- Exercise -
Each line below is to be written out in full, exactly as shown.

--- Begin Data shown ---

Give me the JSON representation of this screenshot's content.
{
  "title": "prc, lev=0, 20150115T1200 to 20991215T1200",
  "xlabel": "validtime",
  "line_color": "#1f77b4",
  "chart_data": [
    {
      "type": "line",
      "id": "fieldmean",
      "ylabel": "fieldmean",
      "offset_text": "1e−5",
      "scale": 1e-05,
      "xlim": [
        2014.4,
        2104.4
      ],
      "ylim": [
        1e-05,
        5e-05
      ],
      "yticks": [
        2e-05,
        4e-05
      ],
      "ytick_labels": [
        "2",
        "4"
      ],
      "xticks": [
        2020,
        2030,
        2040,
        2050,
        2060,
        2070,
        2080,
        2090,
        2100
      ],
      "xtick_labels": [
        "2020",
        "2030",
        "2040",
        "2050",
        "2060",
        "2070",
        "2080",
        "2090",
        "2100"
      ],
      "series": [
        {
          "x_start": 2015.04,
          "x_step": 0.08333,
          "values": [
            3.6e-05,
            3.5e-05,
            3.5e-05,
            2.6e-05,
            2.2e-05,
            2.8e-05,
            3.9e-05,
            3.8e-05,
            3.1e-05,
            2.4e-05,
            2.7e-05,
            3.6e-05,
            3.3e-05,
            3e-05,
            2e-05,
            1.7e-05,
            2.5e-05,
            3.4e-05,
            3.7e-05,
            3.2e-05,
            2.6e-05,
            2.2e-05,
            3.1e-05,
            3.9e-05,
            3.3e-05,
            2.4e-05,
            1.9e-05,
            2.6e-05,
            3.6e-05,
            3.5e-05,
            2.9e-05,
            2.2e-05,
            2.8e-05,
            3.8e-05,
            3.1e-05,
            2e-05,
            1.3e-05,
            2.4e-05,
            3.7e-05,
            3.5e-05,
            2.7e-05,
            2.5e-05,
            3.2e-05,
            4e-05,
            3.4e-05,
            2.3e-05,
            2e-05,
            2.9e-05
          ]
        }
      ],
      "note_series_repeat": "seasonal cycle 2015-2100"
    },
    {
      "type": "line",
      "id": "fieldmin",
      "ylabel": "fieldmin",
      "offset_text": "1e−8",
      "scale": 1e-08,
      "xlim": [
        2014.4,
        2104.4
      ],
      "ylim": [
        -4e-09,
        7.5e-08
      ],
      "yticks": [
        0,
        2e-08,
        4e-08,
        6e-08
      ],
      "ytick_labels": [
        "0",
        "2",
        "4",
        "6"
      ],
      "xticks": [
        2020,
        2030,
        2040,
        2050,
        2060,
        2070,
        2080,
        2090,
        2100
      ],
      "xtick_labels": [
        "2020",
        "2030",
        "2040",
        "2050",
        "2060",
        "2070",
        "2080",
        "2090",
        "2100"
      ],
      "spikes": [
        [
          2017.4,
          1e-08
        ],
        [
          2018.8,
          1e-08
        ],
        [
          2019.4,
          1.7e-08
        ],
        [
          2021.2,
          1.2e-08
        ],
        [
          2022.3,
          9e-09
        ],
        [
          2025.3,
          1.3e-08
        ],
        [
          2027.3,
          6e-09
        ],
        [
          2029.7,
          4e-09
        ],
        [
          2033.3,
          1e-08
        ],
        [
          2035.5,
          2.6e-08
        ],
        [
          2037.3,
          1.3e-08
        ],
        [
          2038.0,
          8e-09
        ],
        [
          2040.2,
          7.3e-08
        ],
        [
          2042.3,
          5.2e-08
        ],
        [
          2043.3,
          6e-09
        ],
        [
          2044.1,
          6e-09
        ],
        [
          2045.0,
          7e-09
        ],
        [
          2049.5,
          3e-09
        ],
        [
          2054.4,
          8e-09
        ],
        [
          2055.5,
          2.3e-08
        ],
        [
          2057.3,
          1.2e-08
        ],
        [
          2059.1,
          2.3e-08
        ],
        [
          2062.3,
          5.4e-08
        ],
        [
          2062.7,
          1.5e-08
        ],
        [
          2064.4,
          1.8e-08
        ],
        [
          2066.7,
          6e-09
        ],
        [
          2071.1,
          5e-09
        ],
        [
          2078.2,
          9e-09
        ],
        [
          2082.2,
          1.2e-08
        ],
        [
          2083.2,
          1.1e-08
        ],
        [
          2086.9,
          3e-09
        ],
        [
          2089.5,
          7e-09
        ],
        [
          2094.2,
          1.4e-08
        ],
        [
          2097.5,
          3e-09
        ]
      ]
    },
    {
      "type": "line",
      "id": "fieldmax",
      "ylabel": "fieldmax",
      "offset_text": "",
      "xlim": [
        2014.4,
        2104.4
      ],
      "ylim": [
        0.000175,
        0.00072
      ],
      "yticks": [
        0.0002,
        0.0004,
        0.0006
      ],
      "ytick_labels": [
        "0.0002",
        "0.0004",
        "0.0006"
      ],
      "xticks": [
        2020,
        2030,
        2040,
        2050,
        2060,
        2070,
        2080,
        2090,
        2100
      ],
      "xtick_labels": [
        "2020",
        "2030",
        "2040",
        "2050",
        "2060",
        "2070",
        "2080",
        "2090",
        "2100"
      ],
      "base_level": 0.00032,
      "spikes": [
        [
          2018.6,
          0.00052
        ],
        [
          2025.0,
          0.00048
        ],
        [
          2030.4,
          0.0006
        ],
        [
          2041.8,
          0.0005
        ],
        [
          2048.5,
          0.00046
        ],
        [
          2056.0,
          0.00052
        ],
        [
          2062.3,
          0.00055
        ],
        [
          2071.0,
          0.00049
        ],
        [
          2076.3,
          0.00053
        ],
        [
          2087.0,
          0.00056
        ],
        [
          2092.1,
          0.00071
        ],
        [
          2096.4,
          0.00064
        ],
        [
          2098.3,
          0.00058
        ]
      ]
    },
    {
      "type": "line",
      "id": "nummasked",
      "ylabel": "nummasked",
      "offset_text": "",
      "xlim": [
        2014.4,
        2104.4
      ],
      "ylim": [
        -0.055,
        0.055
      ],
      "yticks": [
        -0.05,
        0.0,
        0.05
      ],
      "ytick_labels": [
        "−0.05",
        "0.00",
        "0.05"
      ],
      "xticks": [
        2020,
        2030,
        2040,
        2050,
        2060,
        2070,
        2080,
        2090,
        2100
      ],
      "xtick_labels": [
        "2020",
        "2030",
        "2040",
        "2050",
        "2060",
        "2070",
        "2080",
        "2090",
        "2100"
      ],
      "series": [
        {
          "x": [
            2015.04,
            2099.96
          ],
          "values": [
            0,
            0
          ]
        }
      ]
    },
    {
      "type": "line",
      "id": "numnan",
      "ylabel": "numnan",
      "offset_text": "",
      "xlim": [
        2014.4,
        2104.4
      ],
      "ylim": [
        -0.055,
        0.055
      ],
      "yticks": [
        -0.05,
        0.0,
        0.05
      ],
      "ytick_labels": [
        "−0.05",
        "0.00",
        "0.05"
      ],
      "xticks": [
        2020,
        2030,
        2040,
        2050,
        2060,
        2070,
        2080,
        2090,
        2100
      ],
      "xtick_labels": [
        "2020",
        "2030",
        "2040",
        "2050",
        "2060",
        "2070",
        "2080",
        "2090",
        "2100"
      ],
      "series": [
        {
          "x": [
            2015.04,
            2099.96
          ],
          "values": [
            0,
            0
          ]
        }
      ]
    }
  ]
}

--- End Data shown ---

- Completed exercise -
Give me the JSON representation of this screenshot's content.
{
  "title": "prc, lev=0, 20150115T1200 to 20991215T1200",
  "xlabel": "validtime",
  "line_color": "#1f77b4",
  "chart_data": [
    {
      "type": "line",
      "id": "fieldmean",
      "ylabel": "fieldmean",
      "offset_text": "1e−5",
      "scale": 1e-05,
      "xlim": [
        2014.4,
        2104.4
      ],
      "ylim": [
        1e-05,
        5e-05
      ],
      "yticks": [
        2e-05,
        4e-05
      ],
      "ytick_labels": [
        "2",
        "4"
      ],
      "xticks": [
        2020,
        2030,
        2040,
        2050,
        2060,
        2070,
        2080,
        2090,
        2100
      ],
      "xtick_labels": [
        "2020",
        "2030",
        "2040",
        "2050",
        "2060",
        "2070",
        "2080",
        "2090",
        "2100"
      ],
      "series": [
        {
          "x_start": 2015.04,
          "x_step": 0.08333,
          "values": [
            3.6e-05,
            3.5e-05,
            3.5e-05,
            2.6e-05,
            2.2e-05,
            2.8e-05,
            3.9e-05,
            3.8e-05,
            3.1e-05,
            2.4e-05,
            2.7e-05,
            3.6e-05,
            3.3e-05,
            3e-05,
            2e-05,
            1.7e-05,
            2.5e-05,
            3.4e-05,
            3.7e-05,
            3.2e-05,
            2.6e-05,
            2.2e-05,
            3.1e-05,
            3.9e-05,
            3.3e-05,
            2.4e-05,
            1.9e-05,
            2.6e-05,
            3.6e-05,
            3.5e-05,
            2.9e-05,
            2.2e-05,
            2.8e-05,
            3.8e-05,
            3.1e-05,
            2e-05,
            1.3e-05,
            2.4e-05,
            3.7e-05,
            3.5e-05,
            2.7e-05,
            2.5e-05,
            3.2e-05,
            4e-05,
            3.4e-05,
            2.3e-05,
            2e-05,
            2.9e-05
          ]
        }
      ],
      "note_series_repeat": "seasonal cycle 2015-2100"
    },
    {
      "type": "line",
      "id": "fieldmin",
      "ylabel": "fieldmin",
      "offset_text": "1e−8",
      "scale": 1e-08,
      "xlim": [
        2014.4,
        2104.4
      ],
      "ylim": [
        -4e-09,
        7.5e-08
      ],
      "yticks": [
        0,
        2e-08,
        4e-08,
        6e-08
      ],
      "ytick_labels": [
        "0",
        "2",
        "4",
        "6"
      ],
      "xticks": [
        2020,
        2030,
        2040,
        2050,
        2060,
        2070,
        2080,
        2090,
        2100
      ],
      "xtick_labels": [
        "2020",
        "2030",
        "2040",
        "2050",
        "2060",
        "2070",
        "2080",
        "2090",
        "2100"
      ],
      "spikes": [
        [
          2017.4,
          1e-08
        ],
        [
          2018.8,
          1e-08
        ],
        [
          2019.4,
          1.7e-08
        ],
        [
          2021.2,
          1.2e-08
        ],
        [
          2022.3,
          9e-09
        ],
        [
          2025.3,
          1.3e-08
        ],
        [
          2027.3,
          6e-09
        ],
        [
          2029.7,
          4e-09
        ],
        [
          2033.3,
          1e-08
        ],
        [
          2035.5,
          2.6e-08
        ],
        [
          2037.3,
          1.3e-08
        ],
        [
          2038.0,
          8e-09
        ],
        [
          2040.2,
          7.3e-08
        ],
        [
          2042.3,
          5.2e-08
        ],
        [
          2043.3,
          6e-09
        ],
        [
          2044.1,
          6e-09
        ],
        [
          2045.0,
          7e-09
        ],
        [
          2049.5,
          3e-09
        ],
        [
          2054.4,
          8e-09
        ],
        [
          2055.5,
          2.3e-08
        ],
        [
          2057.3,
          1.2e-08
        ],
        [
          2059.1,
          2.3e-08
        ],
        [
          2062.3,
          5.4e-08
        ],
        [
          2062.7,
          1.5e-08
        ],
        [
          2064.4,
          1.8e-08
        ],
        [
          2066.7,
          6e-09
        ],
        [
          2071.1,
          5e-09
        ],
        [
          2078.2,
          9e-09
        ],
        [
          2082.2,
          1.2e-08
        ],
        [
          2083.2,
          1.1e-08
        ],
        [
          2086.9,
          3e-09
        ],
        [
          2089.5,
          7e-09
        ],
        [
          2094.2,
          1.4e-08
        ],
        [
          2097.5,
          3e-09
        ]
      ]
    },
    {
      "type": "line",
      "id": "fieldmax",
      "ylabel": "fieldmax",
      "offset_text": "",
      "xlim": [
        2014.4,
        2104.4
      ],
      "ylim": [
        0.000175,
        0.00072
      ],
      "yticks": [
        0.0002,
        0.0004,
        0.0006
      ],
      "ytick_labels": [
        "0.0002",
        "0.0004",
        "0.0006"
      ],
      "xticks": [
        2020,
        2030,
        2040,
        2050,
        2060,
        2070,
        2080,
        2090,
        2100
      ],
      "xtick_labels": [
        "2020",
        "2030",
        "2040",
        "2050",
        "2060",
        "2070",
        "2080",
        "2090",
        "2100"
      ],
      "base_level": 0.00032,
      "spikes": [
        [
          2018.6,
          0.00052
        ],
        [
          2025.0,
          0.00048
        ],
        [
          2030.4,
          0.0006
        ],
        [
          2041.8,
          0.0005
        ],
        [
          2048.5,
          0.00046
        ],
        [
          2056.0,
          0.00052
        ],
        [
          2062.3,
          0.00055
        ],
        [
          2071.0,
          0.00049
        ],
        [
          2076.3,
          0.00053
        ],
        [
          2087.0,
          0.00056
        ],
        [
          2092.1,
          0.00071
        ],
        [
          2096.4,
          0.00064
        ],
        [
          2098.3,
          0.00058
        ]
      ]
    },
    {
      "type": "line",
      "id": "nummasked",
      "ylabel": "nummasked",
      "offset_text": "",
      "xlim": [
        2014.4,
        2104.4
      ],
      "ylim": [
        -0.055,
        0.055
      ],
      "yticks": [
        -0.05,
        0.0,
        0.05
      ],
      "ytick_labels": [
        "−0.05",
        "0.00",
        "0.05"
      ],
      "xticks": [
        2020,
        2030,
        2040,
        2050,
        2060,
        2070,
        2080,
        2090,
        2100
      ],
      "xtick_labels": [
        "2020",
        "2030",
        "2040",
        "2050",
        "2060",
        "2070",
        "2080",
        "2090",
        "2100"
      ],
      "series": [
        {
          "x": [
            2015.04,
            2099.96
          ],
          "values": [
            0,
            0
          ]
        }
      ]
    },
    {
      "type": "line",
      "id": "numnan",
      "ylabel": "numnan",
      "offset_text": "",
      "xlim": [
        2014.4,
        2104.4
      ],
      "ylim": [
        -0.055,
        0.055
      ],
      "yticks": [
        -0.05,
        0.0,
        0.05
      ],
      "ytick_labels": [
        "−0.05",
        "0.00",
        "0.05"
      ],
      "xticks": [
        2020,
        2030,
        2040,
        2050,
        2060,
        2070,
        2080,
        2090,
        2100
      ],
      "xtick_labels": [
        "2020",
        "2030",
        "2040",
        "2050",
        "2060",
        "2070",
        "2080",
        "2090",
        "2100"
      ],
      "series": [
        {
          "x": [
            2015.04,
            2099.96
          ],
          "values": [
            0,
            0
          ]
        }
      ]
    }
  ]
}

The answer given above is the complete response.